━━━━━ Extracted entries ━━━━━

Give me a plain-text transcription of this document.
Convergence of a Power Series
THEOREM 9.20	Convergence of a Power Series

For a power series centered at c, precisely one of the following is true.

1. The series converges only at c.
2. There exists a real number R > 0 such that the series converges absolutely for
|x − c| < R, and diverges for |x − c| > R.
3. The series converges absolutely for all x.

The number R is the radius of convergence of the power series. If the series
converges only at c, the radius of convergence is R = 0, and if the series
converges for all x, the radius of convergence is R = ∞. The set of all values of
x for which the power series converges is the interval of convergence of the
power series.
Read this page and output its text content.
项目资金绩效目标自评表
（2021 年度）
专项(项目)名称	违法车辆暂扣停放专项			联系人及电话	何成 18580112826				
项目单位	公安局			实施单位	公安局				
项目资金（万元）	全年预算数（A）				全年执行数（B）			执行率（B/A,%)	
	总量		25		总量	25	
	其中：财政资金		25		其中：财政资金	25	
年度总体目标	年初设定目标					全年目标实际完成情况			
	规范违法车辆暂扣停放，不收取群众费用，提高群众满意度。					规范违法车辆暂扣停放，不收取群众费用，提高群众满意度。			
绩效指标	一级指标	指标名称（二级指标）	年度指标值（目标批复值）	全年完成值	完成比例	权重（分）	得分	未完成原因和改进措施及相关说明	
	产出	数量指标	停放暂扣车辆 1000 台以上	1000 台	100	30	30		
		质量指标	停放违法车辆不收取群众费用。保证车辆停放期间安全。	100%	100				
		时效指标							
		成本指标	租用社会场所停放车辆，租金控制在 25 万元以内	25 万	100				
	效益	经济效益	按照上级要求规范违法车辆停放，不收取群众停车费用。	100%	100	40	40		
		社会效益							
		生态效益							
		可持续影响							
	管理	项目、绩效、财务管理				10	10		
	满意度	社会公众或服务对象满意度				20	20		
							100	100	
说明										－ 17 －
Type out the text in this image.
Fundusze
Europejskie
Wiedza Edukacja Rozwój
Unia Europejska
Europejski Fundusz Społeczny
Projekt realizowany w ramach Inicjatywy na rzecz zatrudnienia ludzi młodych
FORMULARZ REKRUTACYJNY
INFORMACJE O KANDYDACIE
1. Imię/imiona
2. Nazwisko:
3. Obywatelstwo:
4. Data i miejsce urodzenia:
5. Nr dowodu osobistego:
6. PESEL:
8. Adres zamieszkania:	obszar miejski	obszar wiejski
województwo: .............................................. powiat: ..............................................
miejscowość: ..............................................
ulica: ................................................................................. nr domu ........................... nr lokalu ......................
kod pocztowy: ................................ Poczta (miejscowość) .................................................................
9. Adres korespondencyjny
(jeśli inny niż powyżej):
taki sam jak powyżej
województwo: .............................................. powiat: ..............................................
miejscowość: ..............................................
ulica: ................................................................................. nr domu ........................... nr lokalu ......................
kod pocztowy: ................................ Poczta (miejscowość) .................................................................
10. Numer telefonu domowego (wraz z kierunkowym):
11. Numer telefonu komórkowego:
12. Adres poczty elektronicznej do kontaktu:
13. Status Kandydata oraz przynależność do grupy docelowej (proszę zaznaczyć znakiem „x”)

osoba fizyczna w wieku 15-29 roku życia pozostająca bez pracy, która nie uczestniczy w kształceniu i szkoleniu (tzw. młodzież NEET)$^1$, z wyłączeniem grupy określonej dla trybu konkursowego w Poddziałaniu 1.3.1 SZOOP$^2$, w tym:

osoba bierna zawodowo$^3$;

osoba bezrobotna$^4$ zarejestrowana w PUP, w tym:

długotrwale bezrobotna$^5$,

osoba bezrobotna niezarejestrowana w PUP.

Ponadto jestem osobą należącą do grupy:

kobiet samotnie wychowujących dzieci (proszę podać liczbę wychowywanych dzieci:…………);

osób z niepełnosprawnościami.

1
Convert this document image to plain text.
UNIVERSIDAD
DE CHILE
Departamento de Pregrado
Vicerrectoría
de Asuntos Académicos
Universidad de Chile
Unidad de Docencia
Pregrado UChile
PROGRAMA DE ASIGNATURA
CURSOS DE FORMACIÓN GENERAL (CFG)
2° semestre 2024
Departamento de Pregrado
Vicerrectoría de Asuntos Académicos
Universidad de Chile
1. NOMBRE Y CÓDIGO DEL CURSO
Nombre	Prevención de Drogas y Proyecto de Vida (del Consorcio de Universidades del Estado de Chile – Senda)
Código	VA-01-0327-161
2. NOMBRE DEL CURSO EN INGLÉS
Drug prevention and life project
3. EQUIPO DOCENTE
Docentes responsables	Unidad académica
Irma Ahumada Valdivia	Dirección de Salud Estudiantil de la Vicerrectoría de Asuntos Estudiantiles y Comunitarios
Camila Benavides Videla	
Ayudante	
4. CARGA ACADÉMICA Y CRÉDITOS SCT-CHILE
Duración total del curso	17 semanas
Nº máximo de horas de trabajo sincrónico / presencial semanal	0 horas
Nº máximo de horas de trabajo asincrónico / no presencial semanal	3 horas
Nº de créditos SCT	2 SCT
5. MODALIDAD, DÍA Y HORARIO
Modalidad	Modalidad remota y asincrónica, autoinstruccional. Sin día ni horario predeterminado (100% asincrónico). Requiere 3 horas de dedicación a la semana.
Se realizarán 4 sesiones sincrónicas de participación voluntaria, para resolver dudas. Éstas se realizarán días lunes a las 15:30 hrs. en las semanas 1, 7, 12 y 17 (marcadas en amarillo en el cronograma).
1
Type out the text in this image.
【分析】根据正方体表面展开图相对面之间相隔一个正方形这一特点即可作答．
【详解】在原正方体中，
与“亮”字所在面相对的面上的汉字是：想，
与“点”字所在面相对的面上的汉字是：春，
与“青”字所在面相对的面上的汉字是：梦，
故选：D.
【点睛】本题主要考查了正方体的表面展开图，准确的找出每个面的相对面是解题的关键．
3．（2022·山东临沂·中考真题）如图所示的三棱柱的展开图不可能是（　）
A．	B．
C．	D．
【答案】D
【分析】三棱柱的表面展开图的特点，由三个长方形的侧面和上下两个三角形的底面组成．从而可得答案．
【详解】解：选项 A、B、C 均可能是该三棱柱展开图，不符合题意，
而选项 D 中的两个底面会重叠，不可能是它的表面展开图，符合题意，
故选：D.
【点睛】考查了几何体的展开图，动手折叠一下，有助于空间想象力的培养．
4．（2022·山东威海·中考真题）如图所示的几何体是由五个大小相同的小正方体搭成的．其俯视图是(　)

━━━━━

# The problem
Pick out and copy the lines of the entries that hold the string "asincrónico".

# Output for this exercise
Nº máximo de horas de trabajo asincrónico / no presencial semanal	3 horas
Modalidad	Modalidad remota y asincrónica, autoinstruccional. Sin día ni horario predeterminado (100% asincrónico). Requiere 3 horas de dedicación a la semana.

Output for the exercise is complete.